* [Description of the task]: Carry the discussion of emergency department chest pain patients and their cardiovascular causes forward from its last sentence.

* [Selected excerpt]:
· · · · ·

One quarter of patients were referred from other hospitals; however, only few arrived by an ambulance. The proportion of patients arriving by ambulance is considerably lower than in the study conducted by Knocker et.al in Belgium [22]. But similar to a study in Pakistan where < 3% of such patients arrived by ambulance [13]. This difference likely reflects the deficiency of a well-established ambulance system and pre-hospital care currently in the most LMICs. The lack of a prehospital care system, as well as generally poor access to care, might also contribute to the delayed presentation as evidenced by the median duration of current illness (7 days) and poor outcomes.

Electrocardiography was performed in more than 50% of patients, which is similar to findings in other studies in LMICs [13]. This is far lower than would be considered appropriate in HICs and is likely due to generally low suspicion for cardiac disease. Serial ECGs were very rarely performed in our patients. Many patients were discharged home with a single initial ECG and point of care troponin, despite recommendations to perform seserial ECGs to detect acute coronary syndrome, [4, 21]. Troponin was performed in less than half of patients in this cohort, which is higher than frequency of troponin testing in another LMICs study reported < 5% [13], but lower than in HICs [8]. Thus it is possible, that a number of the patients who were discharged from the ED also had CVD but were not fully evaluated.

In our study, we found a number of factors that predicted cardiovascular aetiologies that can be used by emergency physicians in our setting to guide evaluation. Most of these risk factors have been found in prior studies. However, heart beat awareness is not usually mentioned in evaluation of chest pain but is a common presentation in our setting. Notably, unlike prior studies, we did not find that males had a higher risk of having cardiovascular disease and thus physicians must be equally alert to chest pain in women as in men [7].

· · · · ·

* [Exercise data]:

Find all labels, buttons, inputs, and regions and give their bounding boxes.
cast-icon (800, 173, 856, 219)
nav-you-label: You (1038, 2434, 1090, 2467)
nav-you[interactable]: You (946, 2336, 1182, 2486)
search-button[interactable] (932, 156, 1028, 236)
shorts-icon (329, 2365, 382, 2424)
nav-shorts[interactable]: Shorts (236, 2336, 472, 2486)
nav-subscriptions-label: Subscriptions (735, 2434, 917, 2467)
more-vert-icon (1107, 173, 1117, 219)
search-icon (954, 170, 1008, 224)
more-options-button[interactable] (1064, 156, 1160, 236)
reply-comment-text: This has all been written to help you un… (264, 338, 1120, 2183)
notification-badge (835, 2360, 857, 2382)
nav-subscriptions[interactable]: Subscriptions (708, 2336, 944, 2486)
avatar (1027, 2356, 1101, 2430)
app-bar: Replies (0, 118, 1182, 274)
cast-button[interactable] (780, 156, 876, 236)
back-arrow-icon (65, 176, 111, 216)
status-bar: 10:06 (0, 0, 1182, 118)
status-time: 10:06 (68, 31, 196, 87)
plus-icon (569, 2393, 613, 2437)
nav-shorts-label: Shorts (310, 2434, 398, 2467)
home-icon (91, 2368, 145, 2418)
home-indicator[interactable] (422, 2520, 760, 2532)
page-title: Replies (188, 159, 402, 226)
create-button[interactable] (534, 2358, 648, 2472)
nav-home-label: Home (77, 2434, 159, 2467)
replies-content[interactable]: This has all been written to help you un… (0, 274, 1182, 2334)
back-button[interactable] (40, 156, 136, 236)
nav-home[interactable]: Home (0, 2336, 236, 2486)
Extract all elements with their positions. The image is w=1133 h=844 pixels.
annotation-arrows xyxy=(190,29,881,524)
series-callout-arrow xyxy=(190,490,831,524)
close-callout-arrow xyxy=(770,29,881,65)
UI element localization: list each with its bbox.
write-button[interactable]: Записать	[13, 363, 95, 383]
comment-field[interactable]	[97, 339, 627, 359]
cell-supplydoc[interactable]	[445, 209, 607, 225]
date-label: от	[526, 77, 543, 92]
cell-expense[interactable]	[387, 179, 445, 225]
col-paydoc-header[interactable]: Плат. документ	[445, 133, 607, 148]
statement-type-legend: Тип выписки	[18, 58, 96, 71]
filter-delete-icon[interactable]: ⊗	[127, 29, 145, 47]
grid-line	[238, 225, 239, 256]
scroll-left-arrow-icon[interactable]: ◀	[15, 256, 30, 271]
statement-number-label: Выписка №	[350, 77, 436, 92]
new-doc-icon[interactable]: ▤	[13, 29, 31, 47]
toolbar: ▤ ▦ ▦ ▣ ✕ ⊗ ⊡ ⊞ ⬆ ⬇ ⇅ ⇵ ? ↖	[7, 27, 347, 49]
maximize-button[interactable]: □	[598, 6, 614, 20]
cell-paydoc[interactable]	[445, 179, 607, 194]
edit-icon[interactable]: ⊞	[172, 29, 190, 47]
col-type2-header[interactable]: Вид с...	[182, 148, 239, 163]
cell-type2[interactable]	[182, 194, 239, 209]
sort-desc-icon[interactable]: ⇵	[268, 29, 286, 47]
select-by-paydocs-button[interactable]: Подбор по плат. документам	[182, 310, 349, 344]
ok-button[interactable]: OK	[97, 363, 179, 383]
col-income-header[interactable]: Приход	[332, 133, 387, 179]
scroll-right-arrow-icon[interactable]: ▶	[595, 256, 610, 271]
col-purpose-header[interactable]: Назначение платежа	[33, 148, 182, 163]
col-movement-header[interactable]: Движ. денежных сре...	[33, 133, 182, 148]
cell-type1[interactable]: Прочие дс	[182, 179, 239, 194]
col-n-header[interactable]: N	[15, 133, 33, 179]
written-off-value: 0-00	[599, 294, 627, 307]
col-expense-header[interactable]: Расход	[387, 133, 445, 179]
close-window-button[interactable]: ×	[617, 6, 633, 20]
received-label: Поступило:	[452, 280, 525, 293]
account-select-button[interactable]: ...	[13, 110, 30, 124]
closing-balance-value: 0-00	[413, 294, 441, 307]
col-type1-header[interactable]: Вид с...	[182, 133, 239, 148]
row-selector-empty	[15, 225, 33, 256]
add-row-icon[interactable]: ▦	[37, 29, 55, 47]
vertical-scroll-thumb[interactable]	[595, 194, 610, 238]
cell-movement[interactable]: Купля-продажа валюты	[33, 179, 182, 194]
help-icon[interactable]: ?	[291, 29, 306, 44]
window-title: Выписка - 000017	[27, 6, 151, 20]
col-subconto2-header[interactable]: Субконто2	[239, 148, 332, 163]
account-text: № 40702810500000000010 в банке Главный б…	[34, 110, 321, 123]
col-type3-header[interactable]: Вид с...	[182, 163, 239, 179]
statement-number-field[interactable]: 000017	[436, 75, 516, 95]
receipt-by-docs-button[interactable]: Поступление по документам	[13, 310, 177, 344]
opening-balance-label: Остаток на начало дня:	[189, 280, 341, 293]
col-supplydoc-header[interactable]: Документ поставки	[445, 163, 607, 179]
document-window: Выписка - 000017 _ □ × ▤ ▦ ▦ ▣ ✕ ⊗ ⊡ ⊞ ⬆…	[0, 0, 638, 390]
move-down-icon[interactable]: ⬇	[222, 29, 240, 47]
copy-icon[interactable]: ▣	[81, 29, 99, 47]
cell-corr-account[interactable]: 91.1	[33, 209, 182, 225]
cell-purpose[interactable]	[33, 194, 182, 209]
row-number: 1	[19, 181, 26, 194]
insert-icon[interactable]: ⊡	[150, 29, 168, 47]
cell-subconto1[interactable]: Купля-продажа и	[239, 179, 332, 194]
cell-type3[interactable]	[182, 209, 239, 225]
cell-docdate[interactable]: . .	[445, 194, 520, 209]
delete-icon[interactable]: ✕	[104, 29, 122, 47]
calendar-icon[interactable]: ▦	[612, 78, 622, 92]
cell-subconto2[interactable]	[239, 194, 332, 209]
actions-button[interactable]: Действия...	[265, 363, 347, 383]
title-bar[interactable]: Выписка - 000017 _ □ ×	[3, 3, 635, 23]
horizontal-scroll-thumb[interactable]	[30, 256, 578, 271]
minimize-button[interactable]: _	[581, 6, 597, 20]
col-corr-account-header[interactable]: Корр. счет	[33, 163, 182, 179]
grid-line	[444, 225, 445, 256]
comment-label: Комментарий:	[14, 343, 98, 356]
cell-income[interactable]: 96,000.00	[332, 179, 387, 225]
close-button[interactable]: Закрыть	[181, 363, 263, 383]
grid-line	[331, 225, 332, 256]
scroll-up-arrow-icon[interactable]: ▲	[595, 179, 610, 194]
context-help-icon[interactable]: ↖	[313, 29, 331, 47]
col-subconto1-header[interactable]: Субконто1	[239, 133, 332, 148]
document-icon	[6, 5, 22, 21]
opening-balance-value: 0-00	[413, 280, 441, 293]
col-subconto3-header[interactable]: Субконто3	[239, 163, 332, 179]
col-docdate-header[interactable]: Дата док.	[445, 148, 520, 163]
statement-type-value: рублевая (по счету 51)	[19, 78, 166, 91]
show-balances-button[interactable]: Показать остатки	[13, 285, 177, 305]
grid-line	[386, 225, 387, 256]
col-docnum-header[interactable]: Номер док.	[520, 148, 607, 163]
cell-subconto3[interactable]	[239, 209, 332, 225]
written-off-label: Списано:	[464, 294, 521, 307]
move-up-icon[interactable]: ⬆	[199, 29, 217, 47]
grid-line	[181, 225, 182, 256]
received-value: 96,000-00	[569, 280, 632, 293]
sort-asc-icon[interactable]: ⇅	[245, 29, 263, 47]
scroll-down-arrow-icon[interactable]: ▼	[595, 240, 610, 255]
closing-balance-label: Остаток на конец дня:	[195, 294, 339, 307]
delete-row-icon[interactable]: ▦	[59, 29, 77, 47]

· · · · ·

* [Answer space]:
Overall, mortality rate of patients presenting with NTCP in our cohort was 9.6%, higher than reported study in USA 0.8% [16] and in LMICs < 1% [13]. Acute coronary syndrome was the most common single cause of death, accounting for nearly 40% of all deaths, which is comparable with a prior study from LMICs (46%) [6] but higher than HICs (14.9%).(1, 23) The higher mortality rate in our population might also be due to a combination of several factors including delayed presentation (median length of NTCP was 7 days), delayed recognition in the EMD, (particularly of ACS, as only few patients received serial ECG and troponin) or limitations in resources, (as only 2 patients were placed in an ICU).

Limitations

This was a single centre study, which limits generalizability. The information from patient’s proxy was used when the patient was too sick to remember, the proxy information might not have been as accurate or as complete as if the patient had given it. Diagnosis was based on the hospital treating physician’s diagnosis, rather than adjudicated by a panel of experts. Given the many limitations in our setting for follow-up, we were only able to determine aetiologies for admitted patients and thus the prevalence of serious disease may be higher.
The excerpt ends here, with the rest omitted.